**Page excerpt**
Designing a Userspace Disk I/O Scheduler for Modern Datastores: the Scylla example (Part 1)
In a datastore like Scylla, there are many actors competing for disk I/O. Examples of such actors are data writers (in Scylla’s parlance they can be either memtable or commitlog writers), and a disk reader fetching the data to serve a cache miss. To illustrate the role that competition plays, if we are just issuing disk I/O without resorting to any fairness or balancing consideration, a reader, for instance, could find itself behind a storm of writes. By the time it has the opportunity to run, all that wait would have translated into increased latency for the read.
If one is using a threaded approach for managing I/O, a thread can be assigned to a different priority group by tools such as
ionice only allows us to choose between general concepts like real-time, best-effort and idle. And while Linux will try to preserve fairness among the different actors, that doesn’t allow any fine tuning to take place. Dividing bandwidth among users is a common task in network processing, but it is usually not possible with disk I/O without resorting to infrastructure like cgroups.
More importantly, modern designs like the Seastar framework used by Scylla to build its infrastructure may stay away from threads in favor of a thread-per-core design in the search for better scalability. In the light of these considerations, can a userspace application like Scylla somehow guarantee that all actors are served according to the priorities we would want them to obey?
As we will discuss throughout this article, even if the balancing aspects are set aside for a moment, is it really a good idea for a userspace application like a datastore, that generates lots of I/O requests and depends on having them finished in a timely fashion, to always throw requests at the kernel and the layers below as fast as they arrive?
In this two-part article, I will explore the details of Seastar’s Disk I/O Scheduler used in applications like Scylla, commonly referred to as the “I/O Queues” because of its implementation as a set of queues. In this first part, I will discuss the motivations for having an userspace Disk I/O Scheduler in the first place—including a detailed explanation of the problems that led to its implementation and some very simple real life examples for Scylla that demonstrate the problems.
In the next installment, we will look at the design for the current incarnation of the scheduler, the effects of guaranteed fairness among classes, with example usage from ScyllaDB, and future work.
Limiting the number of outstanding requests
Due to its highly parallel nature, Seastar is capable of delivering high numbers of requests per second from the processor side. As much as we would expect the disks to be able to handle all requests as they are generated, that is unfortunately not always the case. In some setups, the common disk latency can become high enough that the requests will pile up somewhere down the I/O stack. Where exactly—if in the physical disk queues, in the kernel block layer, or in the filesystem—is hard to predict. It depends on a confluence of factors related to the specific implementation of each of these components.

**Listed records**

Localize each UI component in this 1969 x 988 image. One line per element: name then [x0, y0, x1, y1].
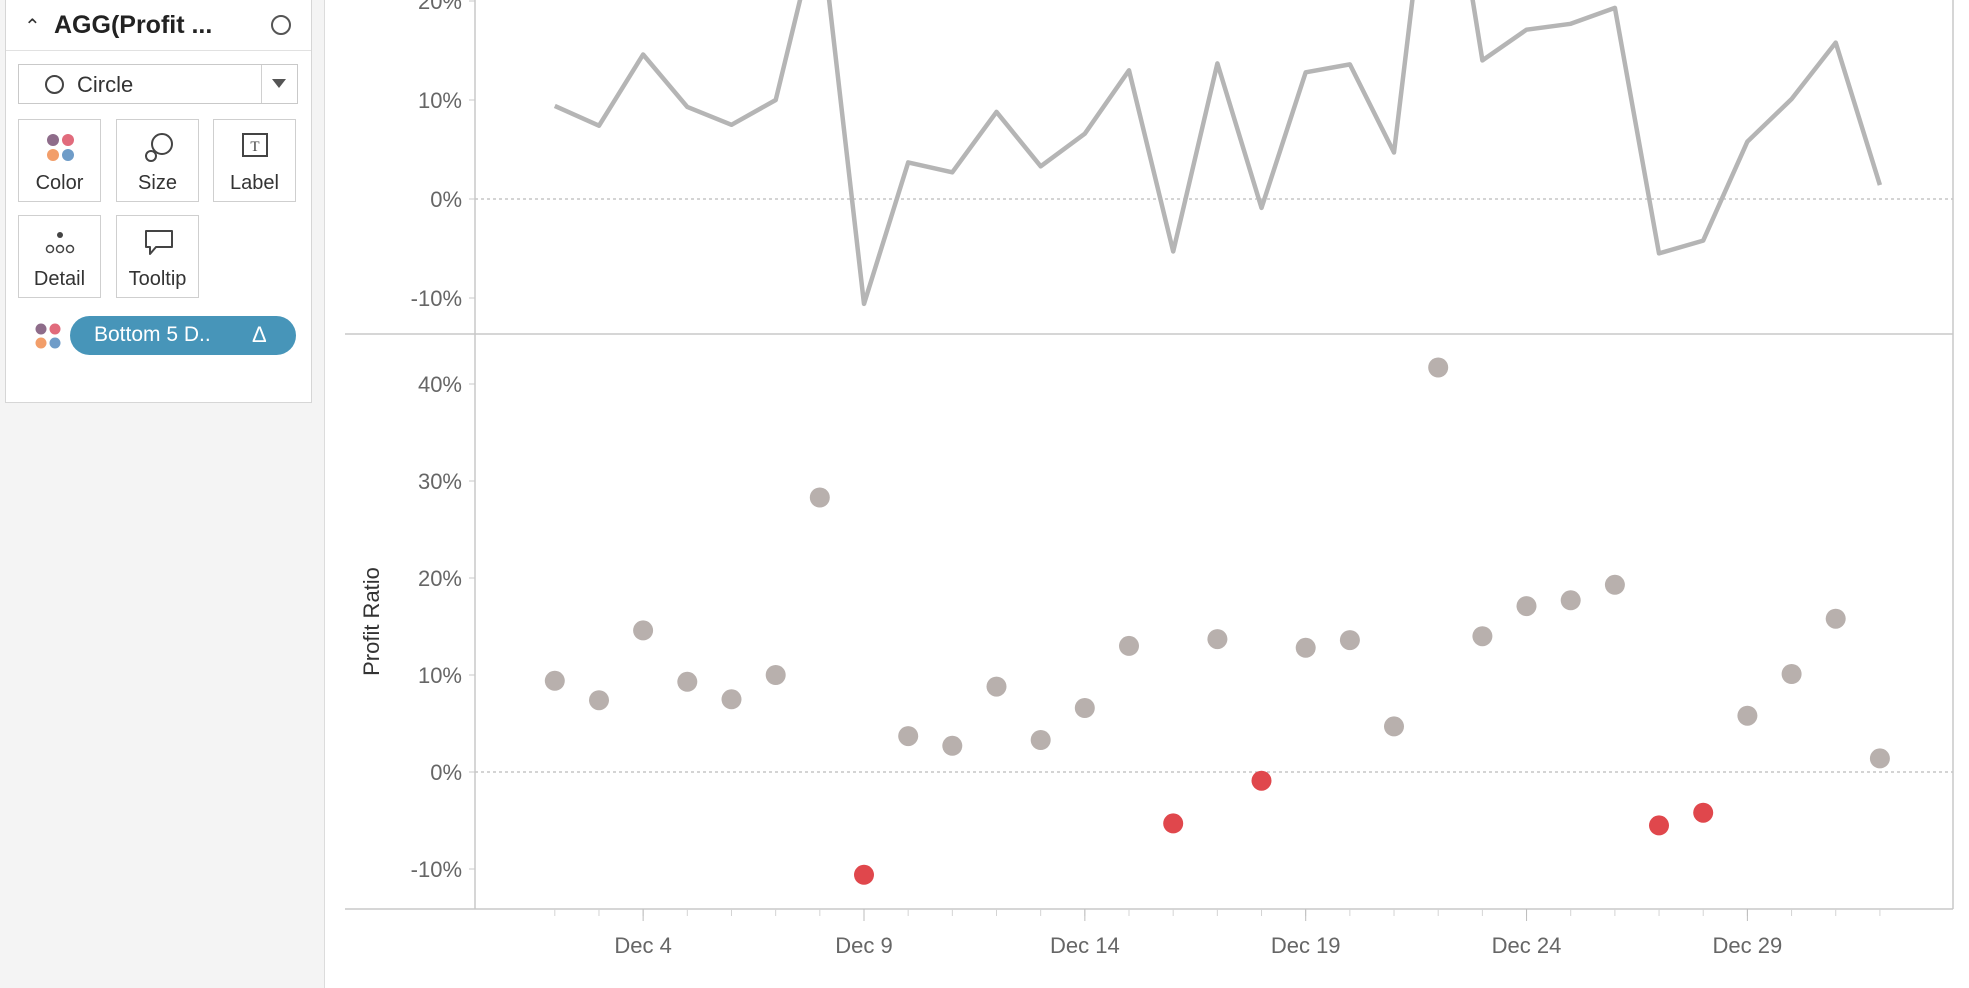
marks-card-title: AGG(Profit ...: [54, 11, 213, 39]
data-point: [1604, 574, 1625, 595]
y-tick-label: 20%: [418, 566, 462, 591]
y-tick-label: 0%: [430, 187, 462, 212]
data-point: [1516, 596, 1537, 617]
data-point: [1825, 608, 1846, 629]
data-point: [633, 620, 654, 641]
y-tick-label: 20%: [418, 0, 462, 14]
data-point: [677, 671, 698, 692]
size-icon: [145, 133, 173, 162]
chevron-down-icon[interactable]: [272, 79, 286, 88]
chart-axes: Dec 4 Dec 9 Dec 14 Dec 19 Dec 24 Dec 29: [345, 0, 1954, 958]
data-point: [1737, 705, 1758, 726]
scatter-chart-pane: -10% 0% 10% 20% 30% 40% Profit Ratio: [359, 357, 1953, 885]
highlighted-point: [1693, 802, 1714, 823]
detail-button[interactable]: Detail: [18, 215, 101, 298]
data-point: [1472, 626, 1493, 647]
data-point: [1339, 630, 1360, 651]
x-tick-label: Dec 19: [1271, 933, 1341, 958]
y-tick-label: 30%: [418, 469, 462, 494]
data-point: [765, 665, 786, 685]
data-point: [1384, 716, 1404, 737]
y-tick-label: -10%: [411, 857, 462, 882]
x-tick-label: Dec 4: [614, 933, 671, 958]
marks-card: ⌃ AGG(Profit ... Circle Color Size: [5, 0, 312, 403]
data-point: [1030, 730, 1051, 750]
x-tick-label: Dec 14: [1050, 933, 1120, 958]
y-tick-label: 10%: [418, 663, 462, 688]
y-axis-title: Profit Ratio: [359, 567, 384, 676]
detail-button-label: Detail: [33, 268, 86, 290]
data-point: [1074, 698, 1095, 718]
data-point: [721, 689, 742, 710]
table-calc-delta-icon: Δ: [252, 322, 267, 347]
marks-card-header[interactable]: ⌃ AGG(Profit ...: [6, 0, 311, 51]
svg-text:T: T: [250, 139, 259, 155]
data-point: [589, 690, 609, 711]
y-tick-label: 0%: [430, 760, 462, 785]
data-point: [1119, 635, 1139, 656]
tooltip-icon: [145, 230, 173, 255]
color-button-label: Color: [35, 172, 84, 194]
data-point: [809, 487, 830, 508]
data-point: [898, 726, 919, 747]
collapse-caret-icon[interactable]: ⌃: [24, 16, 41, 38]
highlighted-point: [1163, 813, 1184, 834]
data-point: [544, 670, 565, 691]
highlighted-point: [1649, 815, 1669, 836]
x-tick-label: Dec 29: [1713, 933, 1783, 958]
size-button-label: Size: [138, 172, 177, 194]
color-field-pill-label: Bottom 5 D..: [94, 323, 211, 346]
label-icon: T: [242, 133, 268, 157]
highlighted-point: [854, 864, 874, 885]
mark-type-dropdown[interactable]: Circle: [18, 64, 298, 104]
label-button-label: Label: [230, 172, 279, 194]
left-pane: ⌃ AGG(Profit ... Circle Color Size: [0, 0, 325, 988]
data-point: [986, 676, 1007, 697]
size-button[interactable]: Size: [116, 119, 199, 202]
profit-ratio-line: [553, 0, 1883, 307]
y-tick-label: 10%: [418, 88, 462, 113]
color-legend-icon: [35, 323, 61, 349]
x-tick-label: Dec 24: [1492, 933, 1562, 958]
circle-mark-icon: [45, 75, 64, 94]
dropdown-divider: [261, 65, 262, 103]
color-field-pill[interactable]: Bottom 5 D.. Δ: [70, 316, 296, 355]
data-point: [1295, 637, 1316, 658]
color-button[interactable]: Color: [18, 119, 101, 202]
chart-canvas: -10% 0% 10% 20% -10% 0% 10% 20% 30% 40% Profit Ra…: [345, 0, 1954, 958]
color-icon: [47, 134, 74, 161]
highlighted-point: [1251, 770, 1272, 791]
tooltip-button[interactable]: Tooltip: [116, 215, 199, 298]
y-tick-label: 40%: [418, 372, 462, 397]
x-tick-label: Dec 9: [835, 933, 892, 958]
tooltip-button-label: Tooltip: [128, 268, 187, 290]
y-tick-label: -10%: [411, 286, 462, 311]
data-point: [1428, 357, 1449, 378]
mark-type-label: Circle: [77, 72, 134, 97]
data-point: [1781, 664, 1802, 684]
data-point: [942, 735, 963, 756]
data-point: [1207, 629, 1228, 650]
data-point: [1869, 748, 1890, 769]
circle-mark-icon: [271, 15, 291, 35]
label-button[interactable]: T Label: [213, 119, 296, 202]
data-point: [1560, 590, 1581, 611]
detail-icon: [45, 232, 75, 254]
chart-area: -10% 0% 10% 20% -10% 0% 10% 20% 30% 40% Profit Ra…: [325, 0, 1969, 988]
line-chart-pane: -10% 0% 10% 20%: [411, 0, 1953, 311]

**Your objective**
Can you copy the passage of the disk I/O scheduler article above, from "More importantly, modern" up to and including "as they arrive?"?

**Solution to this problem**
More importantly, modern designs like the Seastar framework used by Scylla to build its infrastructure may stay away from threads in favor of a thread-per-core design in the search for better scalability. In the light of these considerations, can a userspace application like Scylla somehow guarantee that all actors are served according to the priorities we would want them to obey?
As we will discuss throughout this article, even if the balancing aspects are set aside for a moment, is it really a good idea for a userspace application like a datastore, that generates lots of I/O requests and depends on having them finished in a timely fashion, to always throw requests at the kernel and the layers below as fast as they arrive?